■ WHAT TO DO ■
Search the entries for the word "Министерстве" and pull out each line that has it.

■ INPUT FOR THIS TASK ■
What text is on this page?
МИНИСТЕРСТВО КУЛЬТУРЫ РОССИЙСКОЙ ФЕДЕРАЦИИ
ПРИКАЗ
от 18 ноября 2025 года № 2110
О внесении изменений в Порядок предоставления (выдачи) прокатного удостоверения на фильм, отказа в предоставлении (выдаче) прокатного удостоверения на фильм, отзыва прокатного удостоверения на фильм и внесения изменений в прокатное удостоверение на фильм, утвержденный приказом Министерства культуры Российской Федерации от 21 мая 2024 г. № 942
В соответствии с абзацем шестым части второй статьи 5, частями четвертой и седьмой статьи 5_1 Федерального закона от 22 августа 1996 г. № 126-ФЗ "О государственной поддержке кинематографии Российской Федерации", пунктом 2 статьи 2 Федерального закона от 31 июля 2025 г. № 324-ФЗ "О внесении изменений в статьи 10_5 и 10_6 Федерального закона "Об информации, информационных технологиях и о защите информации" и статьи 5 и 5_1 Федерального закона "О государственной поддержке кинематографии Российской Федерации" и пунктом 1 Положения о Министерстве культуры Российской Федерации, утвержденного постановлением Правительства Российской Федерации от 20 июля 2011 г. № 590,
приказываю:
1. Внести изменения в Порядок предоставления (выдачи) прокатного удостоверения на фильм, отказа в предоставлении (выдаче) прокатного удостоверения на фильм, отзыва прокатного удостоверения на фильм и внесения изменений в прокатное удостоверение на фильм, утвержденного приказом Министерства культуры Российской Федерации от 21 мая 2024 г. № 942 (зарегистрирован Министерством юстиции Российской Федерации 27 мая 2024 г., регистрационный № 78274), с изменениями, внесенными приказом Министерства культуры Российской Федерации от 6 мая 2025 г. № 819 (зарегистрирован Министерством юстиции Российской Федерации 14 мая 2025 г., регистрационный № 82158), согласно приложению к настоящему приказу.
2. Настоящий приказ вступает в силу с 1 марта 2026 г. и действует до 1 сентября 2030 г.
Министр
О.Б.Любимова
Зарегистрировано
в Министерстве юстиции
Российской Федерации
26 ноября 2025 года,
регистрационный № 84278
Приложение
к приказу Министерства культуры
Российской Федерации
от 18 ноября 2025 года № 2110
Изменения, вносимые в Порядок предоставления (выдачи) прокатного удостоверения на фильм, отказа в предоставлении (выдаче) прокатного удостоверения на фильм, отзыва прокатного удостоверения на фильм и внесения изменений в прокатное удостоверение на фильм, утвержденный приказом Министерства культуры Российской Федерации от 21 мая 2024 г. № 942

■ TASK RESPONSE ■
В соответствии с абзацем шестым части второй статьи 5, частями четвертой и седьмой статьи 5_1 Федерального закона от 22 августа 1996 г. № 126-ФЗ "О государственной поддержке кинематографии Российской Федерации", пунктом 2 статьи 2 Федерального закона от 31 июля 2025 г. № 324-ФЗ "О внесении изменений в статьи 10_5 и 10_6 Федерального закона "Об информации, информационных технологиях и о защите информации" и статьи 5 и 5_1 Федерального закона "О государственной поддержке кинематографии Российской Федерации" и пунктом 1 Положения о Министерстве культуры Российской Федерации, утвержденного постановлением Правительства Российской Федерации от 20 июля 2011 г. № 590,
в Министерстве юстиции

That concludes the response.